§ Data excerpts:
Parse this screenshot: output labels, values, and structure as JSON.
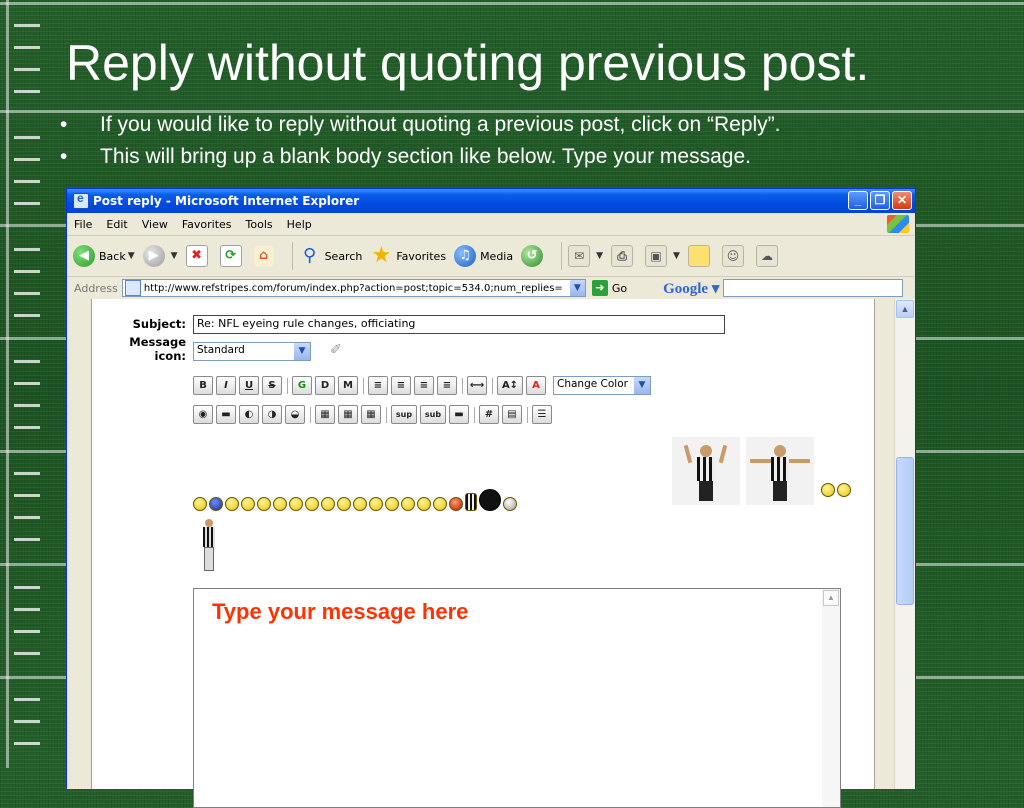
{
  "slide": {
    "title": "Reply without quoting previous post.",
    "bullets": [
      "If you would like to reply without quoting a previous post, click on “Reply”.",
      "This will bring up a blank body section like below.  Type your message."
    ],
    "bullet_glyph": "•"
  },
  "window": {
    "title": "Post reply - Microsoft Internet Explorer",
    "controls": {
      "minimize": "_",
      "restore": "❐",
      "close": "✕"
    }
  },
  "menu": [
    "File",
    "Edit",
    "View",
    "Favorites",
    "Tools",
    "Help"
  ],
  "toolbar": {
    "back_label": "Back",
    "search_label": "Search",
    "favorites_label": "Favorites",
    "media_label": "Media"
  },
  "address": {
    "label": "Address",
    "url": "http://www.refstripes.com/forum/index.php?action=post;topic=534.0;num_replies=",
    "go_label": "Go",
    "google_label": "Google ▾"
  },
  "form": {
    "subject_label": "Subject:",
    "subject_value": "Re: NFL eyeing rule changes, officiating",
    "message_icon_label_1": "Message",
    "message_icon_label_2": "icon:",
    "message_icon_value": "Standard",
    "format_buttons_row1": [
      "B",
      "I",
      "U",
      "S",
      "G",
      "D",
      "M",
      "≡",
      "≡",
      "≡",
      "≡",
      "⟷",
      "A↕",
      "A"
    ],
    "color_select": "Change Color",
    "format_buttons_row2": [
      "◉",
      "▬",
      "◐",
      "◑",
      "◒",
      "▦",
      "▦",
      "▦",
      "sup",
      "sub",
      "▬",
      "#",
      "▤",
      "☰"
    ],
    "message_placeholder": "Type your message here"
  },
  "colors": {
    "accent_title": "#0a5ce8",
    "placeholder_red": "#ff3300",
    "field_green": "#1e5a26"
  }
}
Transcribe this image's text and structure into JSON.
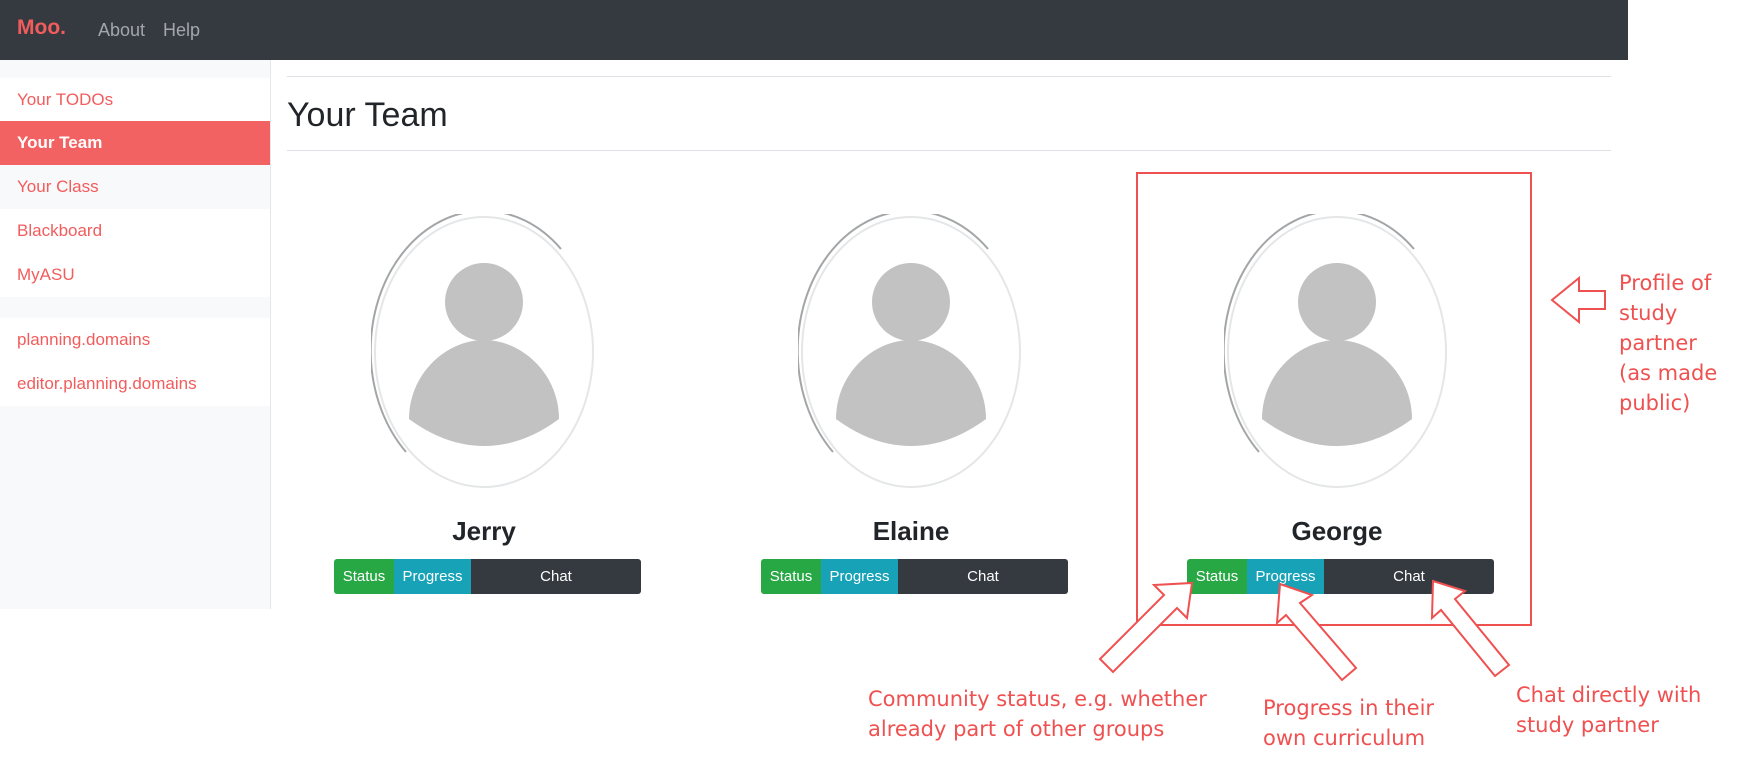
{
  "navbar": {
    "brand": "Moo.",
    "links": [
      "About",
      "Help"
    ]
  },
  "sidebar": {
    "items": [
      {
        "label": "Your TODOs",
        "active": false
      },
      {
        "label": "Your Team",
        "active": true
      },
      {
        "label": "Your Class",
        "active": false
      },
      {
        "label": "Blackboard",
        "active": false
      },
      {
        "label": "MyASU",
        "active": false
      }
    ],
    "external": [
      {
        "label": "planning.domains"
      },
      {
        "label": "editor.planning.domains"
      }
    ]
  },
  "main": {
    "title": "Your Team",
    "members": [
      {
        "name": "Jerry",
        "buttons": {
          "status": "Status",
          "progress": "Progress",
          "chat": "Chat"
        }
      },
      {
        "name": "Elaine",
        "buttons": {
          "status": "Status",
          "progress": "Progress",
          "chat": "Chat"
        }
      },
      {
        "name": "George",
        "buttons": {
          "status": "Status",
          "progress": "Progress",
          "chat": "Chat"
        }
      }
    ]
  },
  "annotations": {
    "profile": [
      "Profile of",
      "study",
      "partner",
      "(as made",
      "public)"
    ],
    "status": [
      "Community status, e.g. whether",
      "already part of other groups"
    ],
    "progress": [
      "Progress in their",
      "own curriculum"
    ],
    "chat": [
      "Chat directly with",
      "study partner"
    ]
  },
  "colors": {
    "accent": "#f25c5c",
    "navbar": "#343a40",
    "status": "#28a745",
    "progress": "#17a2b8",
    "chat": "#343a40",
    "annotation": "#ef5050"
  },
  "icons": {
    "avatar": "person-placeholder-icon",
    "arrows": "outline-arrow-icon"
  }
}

...

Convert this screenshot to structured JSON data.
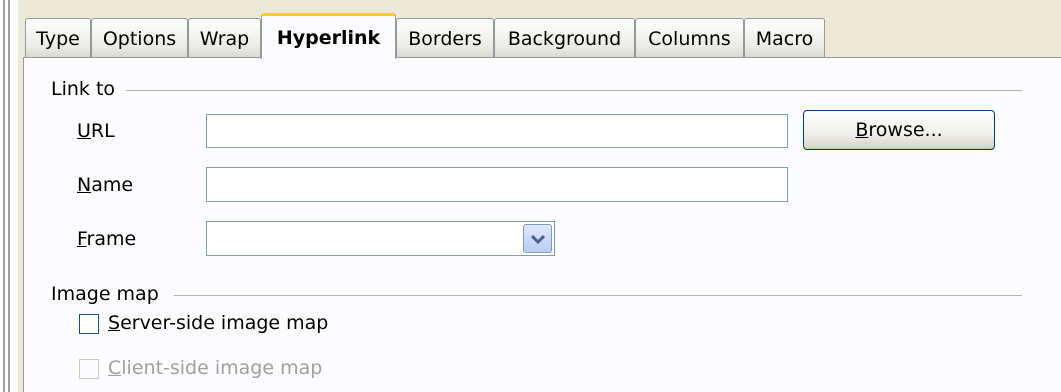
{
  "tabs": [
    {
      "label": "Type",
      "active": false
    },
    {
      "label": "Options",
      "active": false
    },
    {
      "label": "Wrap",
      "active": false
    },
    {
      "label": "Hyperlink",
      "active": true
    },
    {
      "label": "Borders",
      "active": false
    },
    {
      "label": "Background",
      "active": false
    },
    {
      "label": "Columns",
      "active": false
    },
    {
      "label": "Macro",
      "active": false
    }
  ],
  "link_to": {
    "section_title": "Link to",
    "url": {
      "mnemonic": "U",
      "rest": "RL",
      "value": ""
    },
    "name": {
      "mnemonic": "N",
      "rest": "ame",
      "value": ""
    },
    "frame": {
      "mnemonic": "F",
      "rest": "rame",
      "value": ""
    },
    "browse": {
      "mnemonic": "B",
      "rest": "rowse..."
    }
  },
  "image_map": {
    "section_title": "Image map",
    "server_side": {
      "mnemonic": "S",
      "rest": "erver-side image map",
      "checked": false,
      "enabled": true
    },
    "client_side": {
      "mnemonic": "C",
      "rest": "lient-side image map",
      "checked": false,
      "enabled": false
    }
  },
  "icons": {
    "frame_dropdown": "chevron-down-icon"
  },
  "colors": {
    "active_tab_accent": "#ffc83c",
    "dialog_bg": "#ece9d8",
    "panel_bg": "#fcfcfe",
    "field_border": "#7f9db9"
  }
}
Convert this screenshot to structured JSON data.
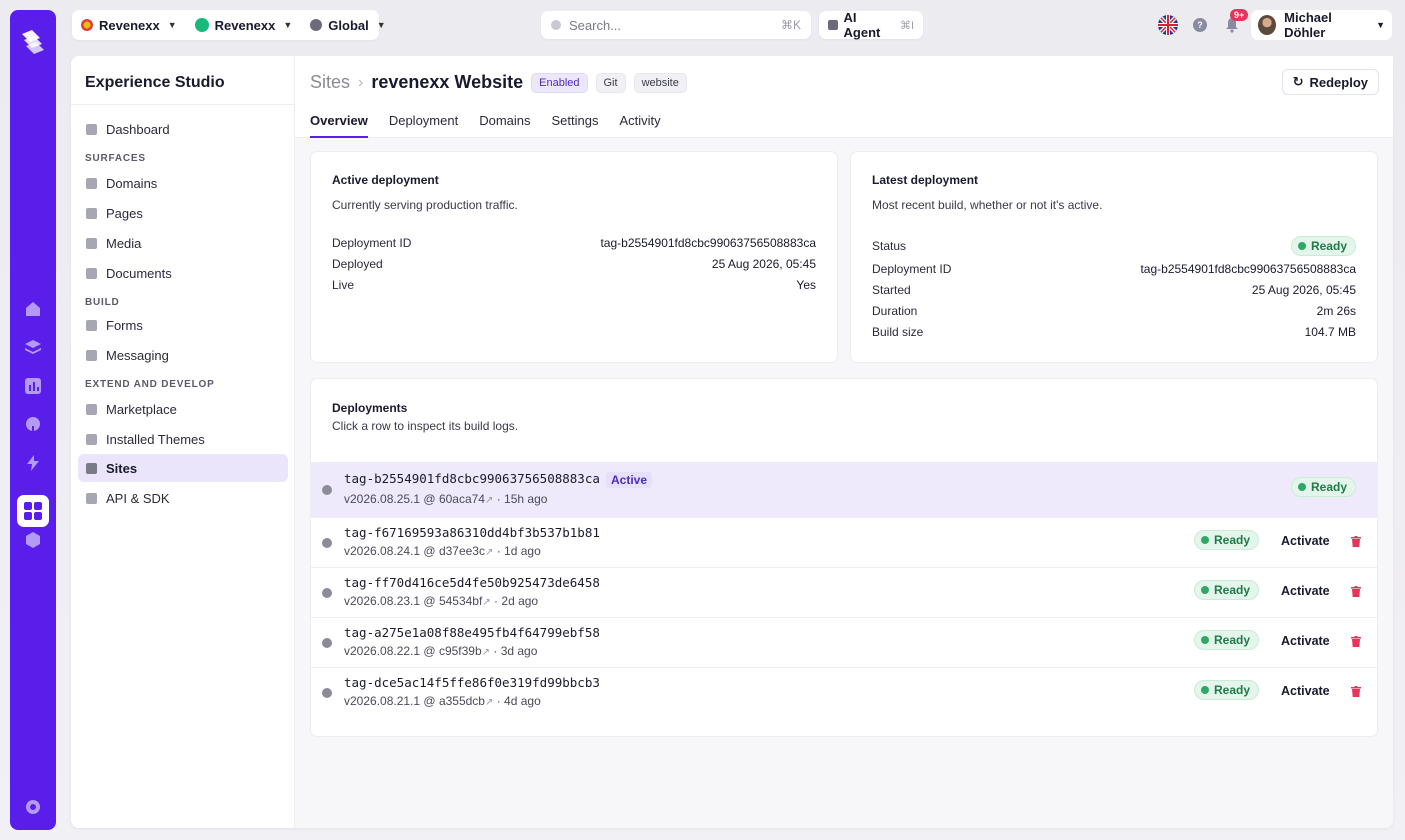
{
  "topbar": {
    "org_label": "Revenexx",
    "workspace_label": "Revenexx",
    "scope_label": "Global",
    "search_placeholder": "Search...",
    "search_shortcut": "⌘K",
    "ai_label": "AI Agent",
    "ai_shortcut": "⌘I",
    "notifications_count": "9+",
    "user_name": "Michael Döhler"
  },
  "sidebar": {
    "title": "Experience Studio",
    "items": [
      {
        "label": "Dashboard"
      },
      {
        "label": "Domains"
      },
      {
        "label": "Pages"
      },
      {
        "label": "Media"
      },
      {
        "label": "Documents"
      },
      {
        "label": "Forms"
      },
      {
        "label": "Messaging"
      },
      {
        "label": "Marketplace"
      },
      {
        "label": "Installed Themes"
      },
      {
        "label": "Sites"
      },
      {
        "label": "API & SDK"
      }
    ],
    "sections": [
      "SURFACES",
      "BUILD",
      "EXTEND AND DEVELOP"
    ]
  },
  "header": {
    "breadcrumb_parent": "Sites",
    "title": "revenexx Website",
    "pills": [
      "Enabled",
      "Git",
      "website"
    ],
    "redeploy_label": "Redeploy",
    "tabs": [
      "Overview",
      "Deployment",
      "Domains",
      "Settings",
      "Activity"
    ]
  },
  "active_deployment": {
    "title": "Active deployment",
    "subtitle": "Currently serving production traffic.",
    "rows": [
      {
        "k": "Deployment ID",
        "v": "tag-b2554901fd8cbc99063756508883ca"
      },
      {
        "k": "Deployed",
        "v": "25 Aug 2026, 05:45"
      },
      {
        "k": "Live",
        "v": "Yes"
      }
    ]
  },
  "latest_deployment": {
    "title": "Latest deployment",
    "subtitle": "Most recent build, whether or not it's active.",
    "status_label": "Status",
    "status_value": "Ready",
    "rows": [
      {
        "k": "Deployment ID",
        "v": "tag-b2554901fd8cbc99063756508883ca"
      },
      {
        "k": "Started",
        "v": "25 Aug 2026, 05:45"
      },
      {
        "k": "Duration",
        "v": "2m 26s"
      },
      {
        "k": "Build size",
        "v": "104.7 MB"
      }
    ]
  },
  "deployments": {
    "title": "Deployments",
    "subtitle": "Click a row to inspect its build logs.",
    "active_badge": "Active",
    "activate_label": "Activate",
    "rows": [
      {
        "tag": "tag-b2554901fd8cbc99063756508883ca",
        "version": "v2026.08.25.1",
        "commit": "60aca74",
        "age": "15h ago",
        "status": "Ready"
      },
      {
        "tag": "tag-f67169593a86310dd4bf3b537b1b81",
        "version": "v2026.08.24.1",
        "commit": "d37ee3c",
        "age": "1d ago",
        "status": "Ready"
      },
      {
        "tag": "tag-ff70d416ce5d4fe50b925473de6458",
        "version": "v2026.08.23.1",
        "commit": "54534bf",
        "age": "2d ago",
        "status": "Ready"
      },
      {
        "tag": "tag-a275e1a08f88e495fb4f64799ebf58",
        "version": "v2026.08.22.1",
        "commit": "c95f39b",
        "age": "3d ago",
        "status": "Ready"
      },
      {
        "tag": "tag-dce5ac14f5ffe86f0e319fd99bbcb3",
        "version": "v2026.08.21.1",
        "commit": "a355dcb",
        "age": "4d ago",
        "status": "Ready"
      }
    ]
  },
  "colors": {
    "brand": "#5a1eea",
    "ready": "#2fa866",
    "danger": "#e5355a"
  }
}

§ TASK STATEMENT: Output nothing but the number of lines in the data containing the string "commit".

§ SOLUTION TO THIS PROBLEM: 5